> **EXERCISE AIM**
Note each line where "Connection" appears, and copy it.

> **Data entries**
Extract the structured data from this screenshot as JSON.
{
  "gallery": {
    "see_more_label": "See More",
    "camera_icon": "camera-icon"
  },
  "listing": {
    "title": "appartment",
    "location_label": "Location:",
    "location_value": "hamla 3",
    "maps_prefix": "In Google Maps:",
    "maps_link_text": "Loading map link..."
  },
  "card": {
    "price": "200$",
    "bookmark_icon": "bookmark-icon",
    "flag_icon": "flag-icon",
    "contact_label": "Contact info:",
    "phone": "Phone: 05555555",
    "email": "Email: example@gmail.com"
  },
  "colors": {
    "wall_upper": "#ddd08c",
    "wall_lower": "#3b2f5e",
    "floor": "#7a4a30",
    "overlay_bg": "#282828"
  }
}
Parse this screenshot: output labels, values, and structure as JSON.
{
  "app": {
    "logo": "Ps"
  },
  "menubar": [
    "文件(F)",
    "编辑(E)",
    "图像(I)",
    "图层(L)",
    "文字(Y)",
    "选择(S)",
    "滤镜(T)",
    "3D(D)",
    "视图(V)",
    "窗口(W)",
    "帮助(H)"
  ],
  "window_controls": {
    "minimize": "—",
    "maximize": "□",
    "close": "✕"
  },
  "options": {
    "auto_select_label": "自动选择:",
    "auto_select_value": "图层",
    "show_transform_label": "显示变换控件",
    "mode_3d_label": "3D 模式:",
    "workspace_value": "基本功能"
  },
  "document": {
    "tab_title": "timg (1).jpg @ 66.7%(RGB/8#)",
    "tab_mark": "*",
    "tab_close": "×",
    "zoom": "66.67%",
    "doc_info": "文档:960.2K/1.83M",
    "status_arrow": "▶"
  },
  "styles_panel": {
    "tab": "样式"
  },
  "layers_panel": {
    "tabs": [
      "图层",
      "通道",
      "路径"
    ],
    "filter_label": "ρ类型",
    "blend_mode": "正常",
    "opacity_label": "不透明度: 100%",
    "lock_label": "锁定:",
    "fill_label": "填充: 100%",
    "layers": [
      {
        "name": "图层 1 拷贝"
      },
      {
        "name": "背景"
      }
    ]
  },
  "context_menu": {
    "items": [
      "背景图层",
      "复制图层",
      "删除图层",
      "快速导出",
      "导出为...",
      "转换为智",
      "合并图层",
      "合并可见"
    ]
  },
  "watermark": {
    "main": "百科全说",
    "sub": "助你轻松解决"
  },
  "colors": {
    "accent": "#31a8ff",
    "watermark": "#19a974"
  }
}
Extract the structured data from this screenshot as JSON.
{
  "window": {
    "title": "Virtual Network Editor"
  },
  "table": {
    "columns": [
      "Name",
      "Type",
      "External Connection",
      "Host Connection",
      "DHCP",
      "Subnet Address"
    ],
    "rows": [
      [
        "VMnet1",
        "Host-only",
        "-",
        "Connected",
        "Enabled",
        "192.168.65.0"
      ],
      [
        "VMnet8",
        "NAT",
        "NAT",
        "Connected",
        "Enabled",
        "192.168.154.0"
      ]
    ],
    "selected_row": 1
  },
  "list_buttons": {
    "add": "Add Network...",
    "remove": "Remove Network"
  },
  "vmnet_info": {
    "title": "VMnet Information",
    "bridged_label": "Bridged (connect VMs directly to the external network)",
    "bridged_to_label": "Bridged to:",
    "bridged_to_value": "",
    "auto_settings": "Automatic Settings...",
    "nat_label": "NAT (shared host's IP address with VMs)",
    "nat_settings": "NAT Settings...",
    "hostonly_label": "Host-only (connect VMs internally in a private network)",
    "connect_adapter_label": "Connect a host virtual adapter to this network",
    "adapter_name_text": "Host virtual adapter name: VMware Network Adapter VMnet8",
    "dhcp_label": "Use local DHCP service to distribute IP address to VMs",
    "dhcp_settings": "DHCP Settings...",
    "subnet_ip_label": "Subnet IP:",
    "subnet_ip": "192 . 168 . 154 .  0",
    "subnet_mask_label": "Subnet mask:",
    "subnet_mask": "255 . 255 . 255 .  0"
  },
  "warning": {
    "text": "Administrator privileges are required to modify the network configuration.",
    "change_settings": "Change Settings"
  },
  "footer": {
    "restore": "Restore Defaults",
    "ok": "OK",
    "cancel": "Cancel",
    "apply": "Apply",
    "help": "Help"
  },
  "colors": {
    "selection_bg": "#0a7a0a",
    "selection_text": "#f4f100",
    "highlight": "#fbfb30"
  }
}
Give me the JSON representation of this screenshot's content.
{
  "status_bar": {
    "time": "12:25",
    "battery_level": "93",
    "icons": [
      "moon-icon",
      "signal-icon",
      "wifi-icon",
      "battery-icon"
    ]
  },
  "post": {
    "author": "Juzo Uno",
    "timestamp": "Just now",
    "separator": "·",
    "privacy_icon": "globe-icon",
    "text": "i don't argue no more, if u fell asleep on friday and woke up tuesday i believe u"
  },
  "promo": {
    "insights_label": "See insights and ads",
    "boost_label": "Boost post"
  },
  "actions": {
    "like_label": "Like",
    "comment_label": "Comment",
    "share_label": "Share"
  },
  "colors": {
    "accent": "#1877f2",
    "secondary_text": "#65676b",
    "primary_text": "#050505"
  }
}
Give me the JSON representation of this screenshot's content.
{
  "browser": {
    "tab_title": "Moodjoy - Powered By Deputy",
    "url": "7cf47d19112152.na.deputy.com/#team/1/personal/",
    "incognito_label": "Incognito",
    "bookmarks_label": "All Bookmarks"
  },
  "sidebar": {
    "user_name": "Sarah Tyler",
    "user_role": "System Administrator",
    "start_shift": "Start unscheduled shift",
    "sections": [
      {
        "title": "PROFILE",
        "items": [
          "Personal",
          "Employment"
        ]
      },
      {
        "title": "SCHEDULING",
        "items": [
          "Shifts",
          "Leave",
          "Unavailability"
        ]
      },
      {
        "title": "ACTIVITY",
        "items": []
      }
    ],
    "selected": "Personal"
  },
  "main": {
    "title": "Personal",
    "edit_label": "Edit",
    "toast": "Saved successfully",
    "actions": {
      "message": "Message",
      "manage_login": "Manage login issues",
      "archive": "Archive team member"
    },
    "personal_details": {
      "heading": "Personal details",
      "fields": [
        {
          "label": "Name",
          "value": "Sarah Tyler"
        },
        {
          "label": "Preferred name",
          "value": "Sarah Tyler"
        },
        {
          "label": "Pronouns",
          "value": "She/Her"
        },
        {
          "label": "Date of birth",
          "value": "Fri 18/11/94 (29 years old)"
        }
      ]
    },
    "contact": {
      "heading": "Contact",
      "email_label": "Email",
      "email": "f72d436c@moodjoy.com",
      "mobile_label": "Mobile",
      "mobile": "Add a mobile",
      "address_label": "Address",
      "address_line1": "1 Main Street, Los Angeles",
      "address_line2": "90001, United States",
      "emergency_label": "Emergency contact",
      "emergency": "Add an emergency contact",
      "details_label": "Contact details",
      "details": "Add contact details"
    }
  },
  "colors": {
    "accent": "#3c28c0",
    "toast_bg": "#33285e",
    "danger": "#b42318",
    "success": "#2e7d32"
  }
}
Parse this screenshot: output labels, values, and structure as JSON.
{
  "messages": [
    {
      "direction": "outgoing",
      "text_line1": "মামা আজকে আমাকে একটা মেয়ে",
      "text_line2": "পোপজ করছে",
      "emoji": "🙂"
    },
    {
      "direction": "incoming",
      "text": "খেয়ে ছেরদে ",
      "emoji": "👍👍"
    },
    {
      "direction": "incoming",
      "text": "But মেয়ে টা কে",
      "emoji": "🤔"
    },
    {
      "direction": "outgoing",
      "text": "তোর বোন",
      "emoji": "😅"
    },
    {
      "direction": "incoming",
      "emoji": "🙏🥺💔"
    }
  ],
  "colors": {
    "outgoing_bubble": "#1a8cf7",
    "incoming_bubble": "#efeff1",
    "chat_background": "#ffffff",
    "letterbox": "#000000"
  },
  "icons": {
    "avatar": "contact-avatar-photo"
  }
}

> **RESULT OF THE TASK**
      "External Connection",
      "Host Connection",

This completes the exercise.